DATA FOR THIS TASK>
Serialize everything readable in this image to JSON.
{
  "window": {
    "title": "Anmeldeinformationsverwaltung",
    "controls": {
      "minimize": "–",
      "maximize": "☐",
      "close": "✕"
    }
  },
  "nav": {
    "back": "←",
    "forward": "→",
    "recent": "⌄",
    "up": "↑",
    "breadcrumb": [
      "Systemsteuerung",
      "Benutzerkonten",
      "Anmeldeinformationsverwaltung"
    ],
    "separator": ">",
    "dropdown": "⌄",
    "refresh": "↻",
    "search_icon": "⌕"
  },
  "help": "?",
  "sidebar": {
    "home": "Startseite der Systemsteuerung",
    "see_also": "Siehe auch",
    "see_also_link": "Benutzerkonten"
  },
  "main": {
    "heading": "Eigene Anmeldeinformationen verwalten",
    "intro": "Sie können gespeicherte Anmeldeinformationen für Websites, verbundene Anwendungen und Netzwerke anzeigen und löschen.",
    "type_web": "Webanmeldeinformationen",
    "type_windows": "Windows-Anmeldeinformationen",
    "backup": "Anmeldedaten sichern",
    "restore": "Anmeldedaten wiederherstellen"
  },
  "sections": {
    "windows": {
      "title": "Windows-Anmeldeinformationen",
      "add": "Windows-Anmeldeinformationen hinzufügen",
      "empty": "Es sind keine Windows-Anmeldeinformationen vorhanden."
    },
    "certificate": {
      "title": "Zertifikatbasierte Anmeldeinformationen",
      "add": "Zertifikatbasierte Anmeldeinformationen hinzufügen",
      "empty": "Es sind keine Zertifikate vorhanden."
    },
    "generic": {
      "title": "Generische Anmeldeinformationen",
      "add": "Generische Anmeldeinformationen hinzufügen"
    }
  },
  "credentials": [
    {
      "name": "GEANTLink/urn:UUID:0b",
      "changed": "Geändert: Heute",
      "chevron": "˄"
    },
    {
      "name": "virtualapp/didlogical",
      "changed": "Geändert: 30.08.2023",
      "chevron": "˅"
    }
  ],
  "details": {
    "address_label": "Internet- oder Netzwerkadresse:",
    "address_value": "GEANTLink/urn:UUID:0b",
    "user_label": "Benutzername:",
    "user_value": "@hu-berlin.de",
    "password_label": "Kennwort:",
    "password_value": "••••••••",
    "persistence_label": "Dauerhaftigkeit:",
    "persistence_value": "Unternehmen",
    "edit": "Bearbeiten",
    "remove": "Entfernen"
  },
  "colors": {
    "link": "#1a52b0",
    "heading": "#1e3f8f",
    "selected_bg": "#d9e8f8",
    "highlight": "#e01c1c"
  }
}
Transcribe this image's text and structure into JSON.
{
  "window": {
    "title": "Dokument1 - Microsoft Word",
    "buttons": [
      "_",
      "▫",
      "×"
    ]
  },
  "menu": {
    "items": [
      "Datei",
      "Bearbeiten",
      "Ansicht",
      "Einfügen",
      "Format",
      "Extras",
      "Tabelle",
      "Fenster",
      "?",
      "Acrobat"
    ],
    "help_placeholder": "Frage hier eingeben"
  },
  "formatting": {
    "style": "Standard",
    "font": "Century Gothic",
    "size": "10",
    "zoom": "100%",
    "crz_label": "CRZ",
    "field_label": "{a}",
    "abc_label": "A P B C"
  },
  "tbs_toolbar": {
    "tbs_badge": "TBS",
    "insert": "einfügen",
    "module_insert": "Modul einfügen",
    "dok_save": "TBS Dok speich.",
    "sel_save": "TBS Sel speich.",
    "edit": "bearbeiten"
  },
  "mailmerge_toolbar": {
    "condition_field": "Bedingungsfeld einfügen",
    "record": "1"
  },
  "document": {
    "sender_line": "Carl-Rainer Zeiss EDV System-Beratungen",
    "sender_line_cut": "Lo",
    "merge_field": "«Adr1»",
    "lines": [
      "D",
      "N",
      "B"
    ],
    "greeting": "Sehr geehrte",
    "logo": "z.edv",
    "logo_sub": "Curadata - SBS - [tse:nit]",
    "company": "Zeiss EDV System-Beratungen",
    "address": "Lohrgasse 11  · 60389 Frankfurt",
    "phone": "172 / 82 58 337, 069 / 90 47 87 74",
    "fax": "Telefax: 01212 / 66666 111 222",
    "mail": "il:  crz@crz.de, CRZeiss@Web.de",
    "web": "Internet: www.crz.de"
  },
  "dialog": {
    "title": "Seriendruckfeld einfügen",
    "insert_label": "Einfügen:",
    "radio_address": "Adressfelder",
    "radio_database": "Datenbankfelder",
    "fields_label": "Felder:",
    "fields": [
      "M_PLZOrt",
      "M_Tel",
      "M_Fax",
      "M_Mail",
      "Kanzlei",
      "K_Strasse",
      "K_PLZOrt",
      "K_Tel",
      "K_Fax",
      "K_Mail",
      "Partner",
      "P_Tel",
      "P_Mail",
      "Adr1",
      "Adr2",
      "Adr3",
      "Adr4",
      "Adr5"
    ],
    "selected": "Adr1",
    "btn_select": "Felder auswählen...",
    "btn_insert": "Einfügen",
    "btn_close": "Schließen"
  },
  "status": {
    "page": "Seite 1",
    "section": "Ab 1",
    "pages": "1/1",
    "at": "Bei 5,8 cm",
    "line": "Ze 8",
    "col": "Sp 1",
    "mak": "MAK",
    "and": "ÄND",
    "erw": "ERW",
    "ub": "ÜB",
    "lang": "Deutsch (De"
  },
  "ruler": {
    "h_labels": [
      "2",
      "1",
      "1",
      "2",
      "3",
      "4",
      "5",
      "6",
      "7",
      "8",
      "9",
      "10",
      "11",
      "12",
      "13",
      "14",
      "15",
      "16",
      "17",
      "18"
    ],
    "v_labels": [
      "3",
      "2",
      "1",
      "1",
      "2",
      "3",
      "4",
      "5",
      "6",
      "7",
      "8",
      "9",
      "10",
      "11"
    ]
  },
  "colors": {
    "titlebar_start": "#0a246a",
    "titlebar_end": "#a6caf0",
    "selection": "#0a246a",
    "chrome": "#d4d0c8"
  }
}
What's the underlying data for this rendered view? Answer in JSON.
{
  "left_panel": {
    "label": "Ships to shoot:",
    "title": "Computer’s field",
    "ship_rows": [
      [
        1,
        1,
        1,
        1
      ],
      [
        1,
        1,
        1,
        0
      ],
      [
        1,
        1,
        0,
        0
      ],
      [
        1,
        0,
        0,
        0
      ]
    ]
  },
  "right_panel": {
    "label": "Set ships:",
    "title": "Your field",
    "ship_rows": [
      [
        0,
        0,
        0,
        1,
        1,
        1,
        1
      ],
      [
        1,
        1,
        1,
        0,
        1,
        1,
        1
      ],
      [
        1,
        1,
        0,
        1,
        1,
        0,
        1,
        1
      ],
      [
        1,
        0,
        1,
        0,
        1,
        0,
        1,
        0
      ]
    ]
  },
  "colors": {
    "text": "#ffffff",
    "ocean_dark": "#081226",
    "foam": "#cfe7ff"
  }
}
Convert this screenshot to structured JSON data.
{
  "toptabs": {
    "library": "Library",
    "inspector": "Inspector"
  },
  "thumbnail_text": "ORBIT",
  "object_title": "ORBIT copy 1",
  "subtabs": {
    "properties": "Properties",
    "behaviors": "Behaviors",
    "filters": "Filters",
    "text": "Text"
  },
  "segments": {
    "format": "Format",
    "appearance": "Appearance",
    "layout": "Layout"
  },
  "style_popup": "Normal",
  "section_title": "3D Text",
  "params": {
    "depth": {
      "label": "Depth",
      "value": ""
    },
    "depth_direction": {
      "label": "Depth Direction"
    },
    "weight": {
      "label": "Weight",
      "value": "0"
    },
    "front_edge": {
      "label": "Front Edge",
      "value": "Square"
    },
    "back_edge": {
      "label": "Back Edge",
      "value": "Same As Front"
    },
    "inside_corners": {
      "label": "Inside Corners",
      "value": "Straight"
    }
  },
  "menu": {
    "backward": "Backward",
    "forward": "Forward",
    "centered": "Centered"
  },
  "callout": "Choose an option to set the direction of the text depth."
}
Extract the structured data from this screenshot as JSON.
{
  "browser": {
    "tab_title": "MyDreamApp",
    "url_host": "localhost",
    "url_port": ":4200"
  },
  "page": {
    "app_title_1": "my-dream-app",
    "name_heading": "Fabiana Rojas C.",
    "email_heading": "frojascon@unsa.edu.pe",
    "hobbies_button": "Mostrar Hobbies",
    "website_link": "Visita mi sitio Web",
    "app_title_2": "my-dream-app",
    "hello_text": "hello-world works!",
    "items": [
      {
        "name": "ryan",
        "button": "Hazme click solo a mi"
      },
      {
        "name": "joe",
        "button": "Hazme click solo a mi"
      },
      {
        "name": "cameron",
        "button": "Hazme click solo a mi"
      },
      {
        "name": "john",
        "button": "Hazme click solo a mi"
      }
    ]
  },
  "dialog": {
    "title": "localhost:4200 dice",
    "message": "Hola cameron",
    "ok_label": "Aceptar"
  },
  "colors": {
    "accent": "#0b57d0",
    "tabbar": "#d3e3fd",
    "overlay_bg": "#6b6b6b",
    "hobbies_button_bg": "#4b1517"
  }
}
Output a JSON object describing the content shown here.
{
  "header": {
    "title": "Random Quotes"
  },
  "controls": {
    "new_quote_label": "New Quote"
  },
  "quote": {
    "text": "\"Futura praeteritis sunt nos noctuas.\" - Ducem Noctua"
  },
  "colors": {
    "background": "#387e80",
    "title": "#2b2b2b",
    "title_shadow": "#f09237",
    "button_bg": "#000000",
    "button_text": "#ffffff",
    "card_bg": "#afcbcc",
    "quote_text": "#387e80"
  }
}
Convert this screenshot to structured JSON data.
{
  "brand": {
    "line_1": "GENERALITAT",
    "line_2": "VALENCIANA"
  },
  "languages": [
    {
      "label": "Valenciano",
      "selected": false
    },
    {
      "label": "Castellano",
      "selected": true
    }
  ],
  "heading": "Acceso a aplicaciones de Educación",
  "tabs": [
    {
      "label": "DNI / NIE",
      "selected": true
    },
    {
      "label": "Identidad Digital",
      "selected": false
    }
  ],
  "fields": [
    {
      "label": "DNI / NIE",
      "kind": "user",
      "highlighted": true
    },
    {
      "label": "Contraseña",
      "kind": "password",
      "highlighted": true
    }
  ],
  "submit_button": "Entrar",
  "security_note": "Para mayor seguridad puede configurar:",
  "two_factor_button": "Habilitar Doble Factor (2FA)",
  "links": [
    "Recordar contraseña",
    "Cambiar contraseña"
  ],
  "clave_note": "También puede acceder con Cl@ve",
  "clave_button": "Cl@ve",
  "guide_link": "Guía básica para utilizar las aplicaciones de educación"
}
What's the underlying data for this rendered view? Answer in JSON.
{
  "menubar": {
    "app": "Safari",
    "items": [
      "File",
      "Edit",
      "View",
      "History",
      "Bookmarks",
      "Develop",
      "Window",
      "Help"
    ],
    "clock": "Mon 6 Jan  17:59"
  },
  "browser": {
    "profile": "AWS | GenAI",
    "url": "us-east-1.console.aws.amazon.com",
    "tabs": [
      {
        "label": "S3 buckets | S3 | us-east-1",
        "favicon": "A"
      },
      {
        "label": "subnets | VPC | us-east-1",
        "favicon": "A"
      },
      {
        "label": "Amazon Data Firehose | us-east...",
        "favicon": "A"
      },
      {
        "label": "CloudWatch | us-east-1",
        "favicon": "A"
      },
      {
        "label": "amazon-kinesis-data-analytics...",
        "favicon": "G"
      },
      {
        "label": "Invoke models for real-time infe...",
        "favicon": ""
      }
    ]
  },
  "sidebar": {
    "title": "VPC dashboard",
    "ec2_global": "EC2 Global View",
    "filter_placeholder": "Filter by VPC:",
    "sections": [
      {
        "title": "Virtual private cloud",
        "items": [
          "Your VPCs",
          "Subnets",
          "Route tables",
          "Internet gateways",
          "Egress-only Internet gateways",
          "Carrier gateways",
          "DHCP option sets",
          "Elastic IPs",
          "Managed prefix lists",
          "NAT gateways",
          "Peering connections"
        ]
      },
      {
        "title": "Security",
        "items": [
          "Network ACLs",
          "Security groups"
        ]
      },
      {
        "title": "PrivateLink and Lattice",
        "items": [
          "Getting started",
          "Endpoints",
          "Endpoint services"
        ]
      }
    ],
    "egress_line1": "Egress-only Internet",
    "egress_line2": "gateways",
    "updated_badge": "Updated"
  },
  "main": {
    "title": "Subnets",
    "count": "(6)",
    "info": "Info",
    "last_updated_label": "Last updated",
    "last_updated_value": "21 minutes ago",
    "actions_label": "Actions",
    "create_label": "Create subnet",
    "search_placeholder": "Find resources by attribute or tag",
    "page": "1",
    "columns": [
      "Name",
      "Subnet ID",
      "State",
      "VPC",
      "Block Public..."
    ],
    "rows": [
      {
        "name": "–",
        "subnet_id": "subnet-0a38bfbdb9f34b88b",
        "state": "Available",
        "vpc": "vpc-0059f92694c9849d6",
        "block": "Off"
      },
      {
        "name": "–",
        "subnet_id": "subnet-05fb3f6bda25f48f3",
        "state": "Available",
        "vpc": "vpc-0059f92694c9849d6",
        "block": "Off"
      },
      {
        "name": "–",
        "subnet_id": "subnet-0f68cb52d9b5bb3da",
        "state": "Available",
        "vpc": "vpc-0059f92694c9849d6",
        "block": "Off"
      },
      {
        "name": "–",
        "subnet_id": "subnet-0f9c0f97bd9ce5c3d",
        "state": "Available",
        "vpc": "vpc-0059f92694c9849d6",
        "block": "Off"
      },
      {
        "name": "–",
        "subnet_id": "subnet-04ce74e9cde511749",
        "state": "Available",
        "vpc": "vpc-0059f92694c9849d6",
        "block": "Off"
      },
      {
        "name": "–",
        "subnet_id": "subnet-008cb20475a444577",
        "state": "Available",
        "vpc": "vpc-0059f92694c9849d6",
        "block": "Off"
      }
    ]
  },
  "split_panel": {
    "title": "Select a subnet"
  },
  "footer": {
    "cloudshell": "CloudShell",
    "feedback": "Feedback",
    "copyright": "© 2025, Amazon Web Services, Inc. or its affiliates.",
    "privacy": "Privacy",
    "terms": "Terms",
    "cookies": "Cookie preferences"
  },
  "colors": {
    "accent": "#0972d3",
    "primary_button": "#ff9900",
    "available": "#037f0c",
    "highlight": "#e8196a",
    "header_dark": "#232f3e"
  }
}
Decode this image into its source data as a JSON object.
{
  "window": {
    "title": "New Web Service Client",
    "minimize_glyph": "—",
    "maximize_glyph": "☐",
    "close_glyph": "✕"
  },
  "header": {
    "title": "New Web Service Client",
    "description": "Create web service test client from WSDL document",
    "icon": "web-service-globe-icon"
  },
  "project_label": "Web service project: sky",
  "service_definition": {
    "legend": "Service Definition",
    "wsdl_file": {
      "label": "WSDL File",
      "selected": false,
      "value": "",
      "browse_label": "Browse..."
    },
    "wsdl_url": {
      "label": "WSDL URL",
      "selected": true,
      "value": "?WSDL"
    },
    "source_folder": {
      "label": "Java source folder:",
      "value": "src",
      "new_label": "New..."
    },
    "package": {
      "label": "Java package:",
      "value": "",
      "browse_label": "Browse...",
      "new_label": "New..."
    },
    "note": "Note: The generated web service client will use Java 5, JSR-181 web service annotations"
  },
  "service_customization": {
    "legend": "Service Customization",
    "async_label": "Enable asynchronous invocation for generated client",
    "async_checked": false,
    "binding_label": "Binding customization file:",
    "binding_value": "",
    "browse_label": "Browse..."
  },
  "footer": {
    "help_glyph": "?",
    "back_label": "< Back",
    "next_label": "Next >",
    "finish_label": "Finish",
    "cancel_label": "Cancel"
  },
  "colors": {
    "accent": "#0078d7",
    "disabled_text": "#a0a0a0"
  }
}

GIVEN EXERCISE>
Display every line of the listing that contains the string "accent".

THE OUTPUT>
    "accent": "#0b57d0",
    "accent": "#0972d3",
    "accent": "#0078d7",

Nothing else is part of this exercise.